▸ Written exercise:
Return the records that follow, matching each one exactly.

(Data listing)
--
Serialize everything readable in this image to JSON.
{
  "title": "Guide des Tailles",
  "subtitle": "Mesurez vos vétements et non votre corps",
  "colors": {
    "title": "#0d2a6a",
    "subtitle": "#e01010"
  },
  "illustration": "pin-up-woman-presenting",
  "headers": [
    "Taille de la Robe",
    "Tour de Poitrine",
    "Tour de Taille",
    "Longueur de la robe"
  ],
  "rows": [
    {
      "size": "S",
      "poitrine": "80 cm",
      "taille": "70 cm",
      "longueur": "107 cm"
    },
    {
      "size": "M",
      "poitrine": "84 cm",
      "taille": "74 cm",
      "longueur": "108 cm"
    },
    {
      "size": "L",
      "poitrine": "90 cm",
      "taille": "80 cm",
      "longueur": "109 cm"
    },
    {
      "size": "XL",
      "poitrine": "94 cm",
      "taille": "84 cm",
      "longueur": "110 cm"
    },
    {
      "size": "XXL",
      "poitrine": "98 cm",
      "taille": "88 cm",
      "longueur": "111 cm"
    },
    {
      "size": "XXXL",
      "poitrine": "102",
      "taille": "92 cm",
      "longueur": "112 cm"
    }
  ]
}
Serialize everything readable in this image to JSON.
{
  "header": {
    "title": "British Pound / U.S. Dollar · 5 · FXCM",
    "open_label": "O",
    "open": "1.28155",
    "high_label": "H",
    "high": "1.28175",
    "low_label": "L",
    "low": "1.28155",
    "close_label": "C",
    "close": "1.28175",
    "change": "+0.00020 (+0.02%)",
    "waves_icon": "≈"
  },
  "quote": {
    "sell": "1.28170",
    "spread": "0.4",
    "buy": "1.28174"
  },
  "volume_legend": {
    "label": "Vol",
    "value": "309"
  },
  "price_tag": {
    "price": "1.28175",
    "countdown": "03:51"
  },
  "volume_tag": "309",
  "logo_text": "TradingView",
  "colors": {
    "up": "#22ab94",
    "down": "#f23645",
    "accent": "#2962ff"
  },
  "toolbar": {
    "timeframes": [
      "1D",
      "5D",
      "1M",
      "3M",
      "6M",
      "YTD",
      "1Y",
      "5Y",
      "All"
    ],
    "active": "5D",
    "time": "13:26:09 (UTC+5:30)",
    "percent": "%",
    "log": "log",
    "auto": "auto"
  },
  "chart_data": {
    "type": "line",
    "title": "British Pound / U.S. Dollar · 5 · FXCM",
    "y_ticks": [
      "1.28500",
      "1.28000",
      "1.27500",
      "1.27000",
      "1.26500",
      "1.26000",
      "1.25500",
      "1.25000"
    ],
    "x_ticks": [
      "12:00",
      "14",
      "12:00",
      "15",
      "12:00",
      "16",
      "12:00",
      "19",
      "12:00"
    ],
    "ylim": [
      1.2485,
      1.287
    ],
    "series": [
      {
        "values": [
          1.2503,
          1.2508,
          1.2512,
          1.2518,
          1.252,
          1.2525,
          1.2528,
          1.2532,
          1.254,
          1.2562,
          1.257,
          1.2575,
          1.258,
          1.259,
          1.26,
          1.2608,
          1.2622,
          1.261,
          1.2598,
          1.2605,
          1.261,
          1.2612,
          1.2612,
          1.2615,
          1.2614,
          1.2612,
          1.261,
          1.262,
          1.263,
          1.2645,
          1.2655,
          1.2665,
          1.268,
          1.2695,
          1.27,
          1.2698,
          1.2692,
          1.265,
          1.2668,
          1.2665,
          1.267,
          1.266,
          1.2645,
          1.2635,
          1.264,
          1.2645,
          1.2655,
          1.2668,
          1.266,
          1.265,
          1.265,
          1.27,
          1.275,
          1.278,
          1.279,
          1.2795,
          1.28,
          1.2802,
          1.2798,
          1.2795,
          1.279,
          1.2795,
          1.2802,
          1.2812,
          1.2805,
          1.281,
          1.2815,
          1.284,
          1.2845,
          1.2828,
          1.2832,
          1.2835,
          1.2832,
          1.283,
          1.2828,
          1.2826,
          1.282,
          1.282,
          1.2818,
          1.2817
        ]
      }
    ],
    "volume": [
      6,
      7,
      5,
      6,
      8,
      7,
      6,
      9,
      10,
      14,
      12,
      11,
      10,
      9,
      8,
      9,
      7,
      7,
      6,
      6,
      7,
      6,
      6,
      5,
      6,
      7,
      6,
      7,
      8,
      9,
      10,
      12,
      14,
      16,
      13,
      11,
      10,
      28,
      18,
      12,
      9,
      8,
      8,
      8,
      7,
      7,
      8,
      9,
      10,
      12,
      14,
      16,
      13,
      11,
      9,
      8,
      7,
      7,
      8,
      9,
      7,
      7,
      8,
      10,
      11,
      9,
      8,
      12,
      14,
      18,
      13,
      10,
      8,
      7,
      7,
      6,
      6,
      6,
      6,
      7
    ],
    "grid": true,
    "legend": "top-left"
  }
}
--
▸ Worked answer:
Serialize everything readable in this image to JSON.
{
  "title": "Guide des Tailles",
  "subtitle": "Mesurez vos vétements et non votre corps",
  "colors": {
    "title": "#0d2a6a",
    "subtitle": "#e01010"
  },
  "illustration": "pin-up-woman-presenting",
  "headers": [
    "Taille de la Robe",
    "Tour de Poitrine",
    "Tour de Taille",
    "Longueur de la robe"
  ],
  "rows": [
    {
      "size": "S",
      "poitrine": "80 cm",
      "taille": "70 cm",
      "longueur": "107 cm"
    },
    {
      "size": "M",
      "poitrine": "84 cm",
      "taille": "74 cm",
      "longueur": "108 cm"
    },
    {
      "size": "L",
      "poitrine": "90 cm",
      "taille": "80 cm",
      "longueur": "109 cm"
    },
    {
      "size": "XL",
      "poitrine": "94 cm",
      "taille": "84 cm",
      "longueur": "110 cm"
    },
    {
      "size": "XXL",
      "poitrine": "98 cm",
      "taille": "88 cm",
      "longueur": "111 cm"
    },
    {
      "size": "XXXL",
      "poitrine": "102",
      "taille": "92 cm",
      "longueur": "112 cm"
    }
  ]
}
Serialize everything readable in this image to JSON.
{
  "header": {
    "title": "British Pound / U.S. Dollar · 5 · FXCM",
    "open_label": "O",
    "open": "1.28155",
    "high_label": "H",
    "high": "1.28175",
    "low_label": "L",
    "low": "1.28155",
    "close_label": "C",
    "close": "1.28175",
    "change": "+0.00020 (+0.02%)",
    "waves_icon": "≈"
  },
  "quote": {
    "sell": "1.28170",
    "spread": "0.4",
    "buy": "1.28174"
  },
  "volume_legend": {
    "label": "Vol",
    "value": "309"
  },
  "price_tag": {
    "price": "1.28175",
    "countdown": "03:51"
  },
  "volume_tag": "309",
  "logo_text": "TradingView",
  "colors": {
    "up": "#22ab94",
    "down": "#f23645",
    "accent": "#2962ff"
  },
  "toolbar": {
    "timeframes": [
      "1D",
      "5D",
      "1M",
      "3M",
      "6M",
      "YTD",
      "1Y",
      "5Y",
      "All"
    ],
    "active": "5D",
    "time": "13:26:09 (UTC+5:30)",
    "percent": "%",
    "log": "log",
    "auto": "auto"
  },
  "chart_data": {
    "type": "line",
    "title": "British Pound / U.S. Dollar · 5 · FXCM",
    "y_ticks": [
      "1.28500",
      "1.28000",
      "1.27500",
      "1.27000",
      "1.26500",
      "1.26000",
      "1.25500",
      "1.25000"
    ],
    "x_ticks": [
      "12:00",
      "14",
      "12:00",
      "15",
      "12:00",
      "16",
      "12:00",
      "19",
      "12:00"
    ],
    "ylim": [
      1.2485,
      1.287
    ],
    "series": [
      {
        "values": [
          1.2503,
          1.2508,
          1.2512,
          1.2518,
          1.252,
          1.2525,
          1.2528,
          1.2532,
          1.254,
          1.2562,
          1.257,
          1.2575,
          1.258,
          1.259,
          1.26,
          1.2608,
          1.2622,
          1.261,
          1.2598,
          1.2605,
          1.261,
          1.2612,
          1.2612,
          1.2615,
          1.2614,
          1.2612,
          1.261,
          1.262,
          1.263,
          1.2645,
          1.2655,
          1.2665,
          1.268,
          1.2695,
          1.27,
          1.2698,
          1.2692,
          1.265,
          1.2668,
          1.2665,
          1.267,
          1.266,
          1.2645,
          1.2635,
          1.264,
          1.2645,
          1.2655,
          1.2668,
          1.266,
          1.265,
          1.265,
          1.27,
          1.275,
          1.278,
          1.279,
          1.2795,
          1.28,
          1.2802,
          1.2798,
          1.2795,
          1.279,
          1.2795,
          1.2802,
          1.2812,
          1.2805,
          1.281,
          1.2815,
          1.284,
          1.2845,
          1.2828,
          1.2832,
          1.2835,
          1.2832,
          1.283,
          1.2828,
          1.2826,
          1.282,
          1.282,
          1.2818,
          1.2817
        ]
      }
    ],
    "volume": [
      6,
      7,
      5,
      6,
      8,
      7,
      6,
      9,
      10,
      14,
      12,
      11,
      10,
      9,
      8,
      9,
      7,
      7,
      6,
      6,
      7,
      6,
      6,
      5,
      6,
      7,
      6,
      7,
      8,
      9,
      10,
      12,
      14,
      16,
      13,
      11,
      10,
      28,
      18,
      12,
      9,
      8,
      8,
      8,
      7,
      7,
      8,
      9,
      10,
      12,
      14,
      16,
      13,
      11,
      9,
      8,
      7,
      7,
      8,
      9,
      7,
      7,
      8,
      10,
      11,
      9,
      8,
      12,
      14,
      18,
      13,
      10,
      8,
      7,
      7,
      6,
      6,
      6,
      6,
      7
    ],
    "grid": true,
    "legend": "top-left"
  }
}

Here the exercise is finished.